(Entries drawn from a collection)
------------------------------------------------------------------------
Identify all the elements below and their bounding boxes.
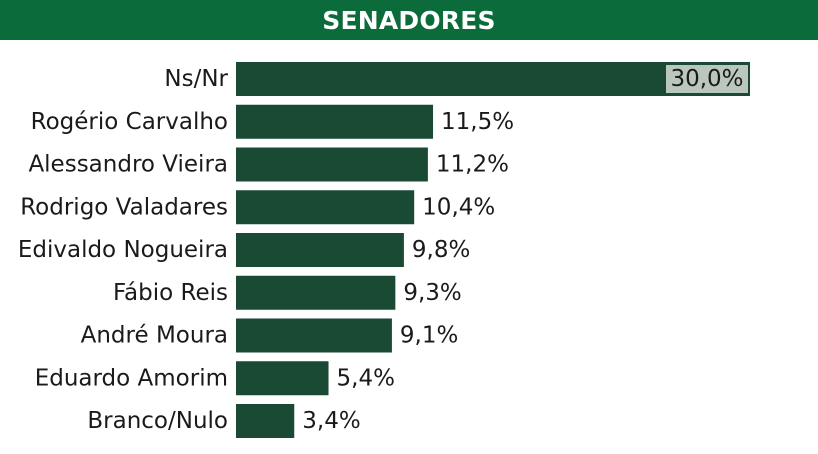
value-label: 9,8% (412, 237, 470, 263)
category-label: Eduardo Amorim (35, 365, 228, 391)
bar-row: Rogério Carvalho 11,5% (31, 104, 514, 139)
value-label: 9,1% (400, 323, 458, 349)
bar (236, 361, 329, 396)
value-label-highlight (666, 65, 748, 93)
value-label: 11,2% (436, 152, 509, 178)
chart-header: SENADORES (0, 0, 818, 40)
bar-row: Edivaldo Nogueira 9,8% (18, 233, 470, 267)
bar (236, 275, 396, 310)
bar (236, 233, 404, 267)
value-label: 30,0% (670, 66, 743, 92)
category-label: Rodrigo Valadares (20, 194, 228, 220)
category-label: Ns/Nr (164, 66, 228, 92)
bar (236, 62, 750, 96)
bar-row: Ns/Nr 30,0% (164, 62, 750, 96)
bar (236, 190, 415, 225)
category-label: Fábio Reis (113, 280, 228, 306)
bar-row: Alessandro Vieira 11,2% (28, 147, 509, 182)
bar (236, 147, 428, 182)
bar-row: Branco/Nulo 3,4% (87, 404, 361, 438)
value-label: 10,4% (422, 194, 495, 220)
bar (236, 318, 392, 353)
value-label: 9,3% (403, 280, 461, 306)
bar-row: André Moura 9,1% (81, 318, 458, 353)
value-label: 11,5% (441, 109, 514, 135)
chart-title: SENADORES (322, 5, 496, 35)
bar-row: Fábio Reis 9,3% (113, 275, 462, 310)
category-label: Alessandro Vieira (28, 152, 228, 178)
category-label: Branco/Nulo (87, 408, 228, 434)
value-label: 3,4% (302, 408, 360, 434)
value-label: 5,4% (337, 365, 395, 391)
category-label: Edivaldo Nogueira (18, 237, 228, 263)
bar-row: Eduardo Amorim 5,4% (35, 361, 395, 396)
category-label: André Moura (81, 323, 228, 349)
bar (236, 404, 295, 438)
category-label: Rogério Carvalho (31, 109, 228, 135)
bar-chart-svg: Ns/Nr 30,0% Rogério Carvalho 11,5% Alessandr… (18, 62, 750, 438)
bar-row: Rodrigo Valadares 10,4% (20, 190, 495, 225)
bar-chart: Ns/Nr 30,0% Rogério Carvalho 11,5% Alessandr… (0, 40, 818, 454)
bar (236, 104, 434, 139)
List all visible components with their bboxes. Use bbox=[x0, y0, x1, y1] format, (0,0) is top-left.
------------------------------------------------------------------------
#### GIVEN TASK
Starting at the line in the data that has "value-label: 9,8% (412, 237, 470, 263)" and stopping after the line that has "bar (236, 275, 396, 310)", write those lines again with "bar-row" changed to "bar-line" and everything else left as it is.

#### REPLY
value-label: 9,8% (412, 237, 470, 263)
category-label: Eduardo Amorim (35, 365, 228, 391)
bar-line: Rogério Carvalho 11,5% (31, 104, 514, 139)
value-label: 9,1% (400, 323, 458, 349)
bar (236, 361, 329, 396)
value-label-highlight (666, 65, 748, 93)
value-label: 11,2% (436, 152, 509, 178)
chart-header: SENADORES (0, 0, 818, 40)
bar-line: Edivaldo Nogueira 9,8% (18, 233, 470, 267)
bar (236, 275, 396, 310)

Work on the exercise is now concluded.